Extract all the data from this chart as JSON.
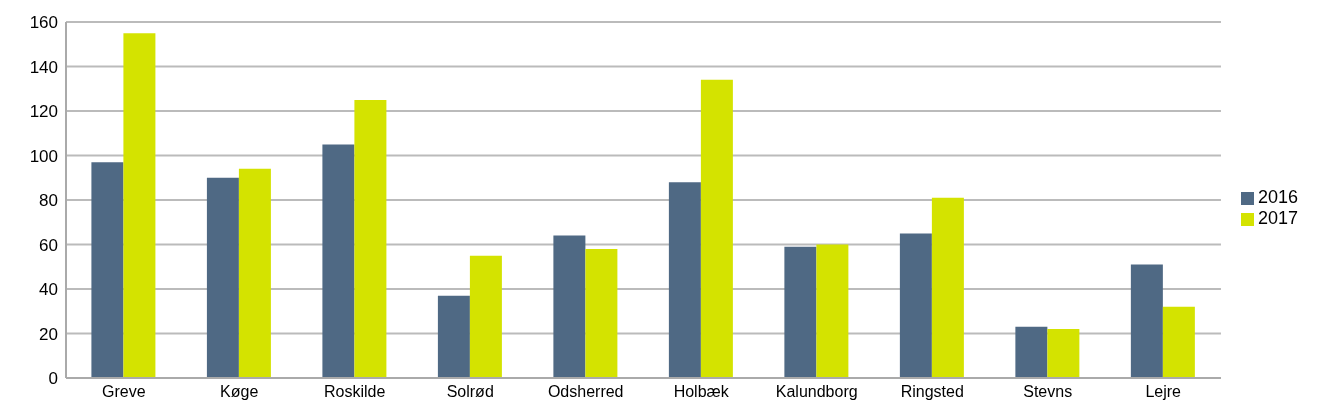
{
  "chart_data": {
    "type": "bar",
    "categories": [
      "Greve",
      "Køge",
      "Roskilde",
      "Solrød",
      "Odsherred",
      "Holbæk",
      "Kalundborg",
      "Ringsted",
      "Stevns",
      "Lejre"
    ],
    "series": [
      {
        "name": "2016",
        "color": "#4f6984",
        "values": [
          97,
          90,
          105,
          37,
          64,
          88,
          59,
          65,
          23,
          51
        ]
      },
      {
        "name": "2017",
        "color": "#d4e300",
        "values": [
          155,
          94,
          125,
          55,
          58,
          134,
          60,
          81,
          22,
          32
        ]
      }
    ],
    "ylim": [
      0,
      160
    ],
    "yticks": [
      0,
      20,
      40,
      60,
      80,
      100,
      120,
      140,
      160
    ],
    "grid": "y",
    "legend": "right"
  }
}
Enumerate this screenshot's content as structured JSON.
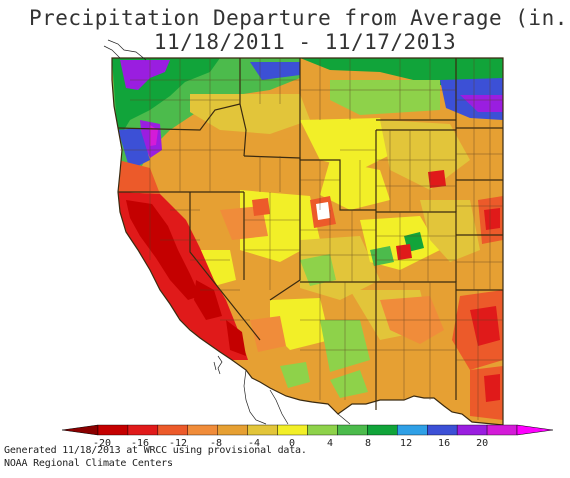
{
  "title": {
    "line1": "Precipitation Departure from Average (in.)",
    "line2": "11/18/2011 - 11/17/2013"
  },
  "legend": {
    "ticks": [
      "-20",
      "-16",
      "-12",
      "-8",
      "-4",
      "0",
      "4",
      "8",
      "12",
      "16",
      "20"
    ],
    "colors": [
      "#c40000",
      "#e01a1a",
      "#ec5a2a",
      "#f08c3a",
      "#e6a033",
      "#e2c53a",
      "#f2ef28",
      "#8ed24a",
      "#4cbb4c",
      "#11a43a",
      "#2fa0e6",
      "#3c50d6",
      "#9a1ee0",
      "#d41bd8"
    ],
    "arrow_left_color": "#8a0000",
    "arrow_right_color": "#ff00ff"
  },
  "footer": {
    "line1": "Generated 11/18/2013 at WRCC using provisional data.",
    "line2": "NOAA Regional Climate Centers"
  },
  "map": {
    "region": "Western United States",
    "ocean_color": "#ffffff",
    "border_color": "#3a2a10"
  }
}
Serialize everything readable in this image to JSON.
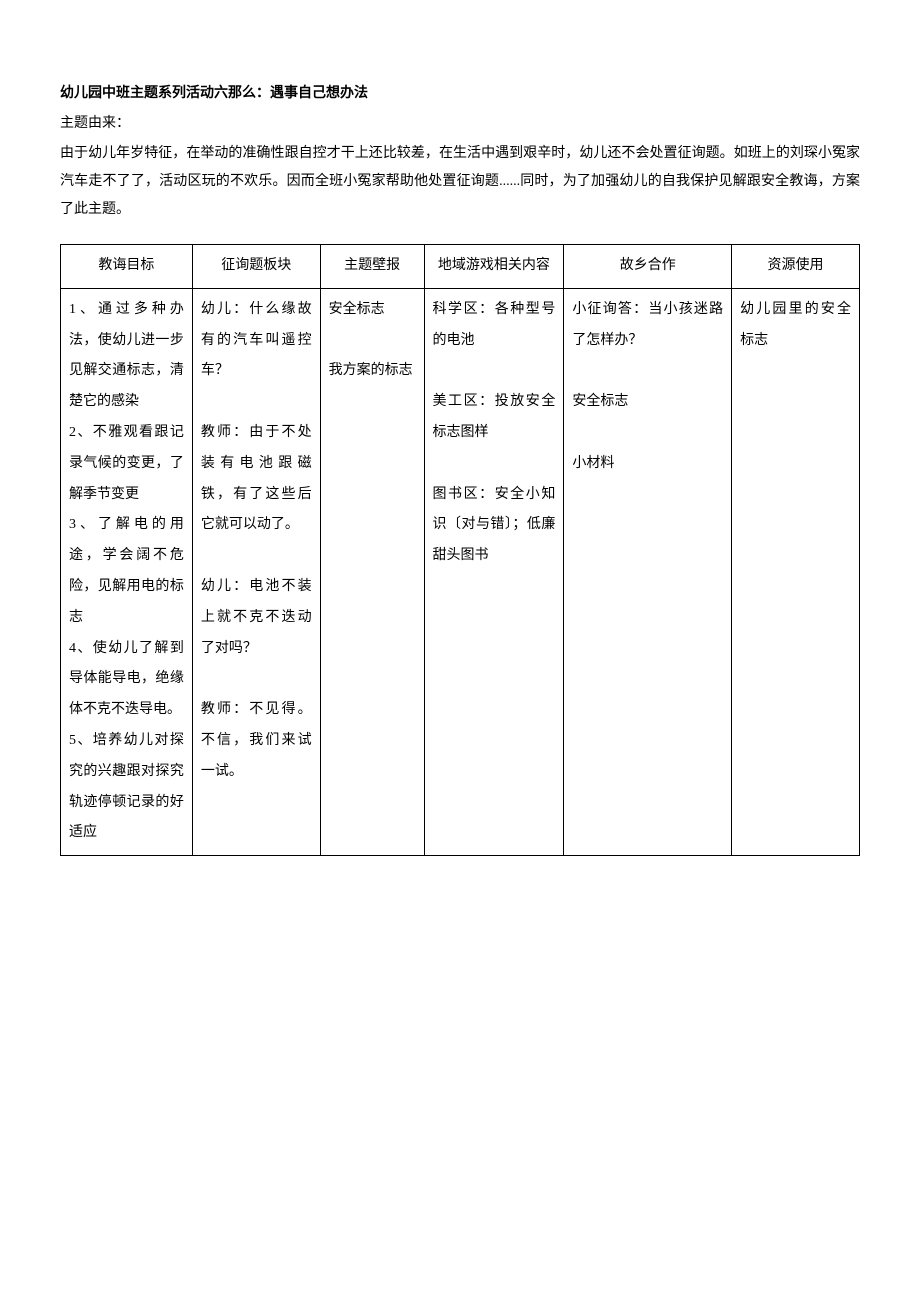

*EXERCISE DESCRIPTION:* Reproduce all of the data exactly; the pictures do not belong in the copy.

*EXERCISE SOLUTION:*
Extract all the data from this chart as JSON.
{
  "chart_data": {
    "type": "bar",
    "categories": [
      "Greve",
      "Køge",
      "Roskilde",
      "Solrød",
      "Odsherred",
      "Holbæk",
      "Kalundborg",
      "Ringsted",
      "Stevns",
      "Lejre"
    ],
    "series": [
      {
        "name": "2016",
        "color": "#4f6984",
        "values": [
          97,
          90,
          105,
          37,
          64,
          88,
          59,
          65,
          23,
          51
        ]
      },
      {
        "name": "2017",
        "color": "#d4e300",
        "values": [
          155,
          94,
          125,
          55,
          58,
          134,
          60,
          81,
          22,
          32
        ]
      }
    ],
    "ylim": [
      0,
      160
    ],
    "yticks": [
      0,
      20,
      40,
      60,
      80,
      100,
      120,
      140,
      160
    ],
    "grid": "y",
    "legend": "right"
  }
}
Enumerate this screenshot's content as structured JSON.
{
  "title": {
    "line1": "Precipitation Departure from Average (in.)",
    "line2": "11/18/2011 - 11/17/2013"
  },
  "legend": {
    "ticks": [
      "-20",
      "-16",
      "-12",
      "-8",
      "-4",
      "0",
      "4",
      "8",
      "12",
      "16",
      "20"
    ],
    "colors": [
      "#c40000",
      "#e01a1a",
      "#ec5a2a",
      "#f08c3a",
      "#e6a033",
      "#e2c53a",
      "#f2ef28",
      "#8ed24a",
      "#4cbb4c",
      "#11a43a",
      "#2fa0e6",
      "#3c50d6",
      "#9a1ee0",
      "#d41bd8"
    ],
    "arrow_left_color": "#8a0000",
    "arrow_right_color": "#ff00ff"
  },
  "footer": {
    "line1": "Generated 11/18/2013 at WRCC using provisional data.",
    "line2": "NOAA Regional Climate Centers"
  },
  "map": {
    "region": "Western United States",
    "ocean_color": "#ffffff",
    "border_color": "#3a2a10"
  }
}
Serialize everything readable in this image to JSON.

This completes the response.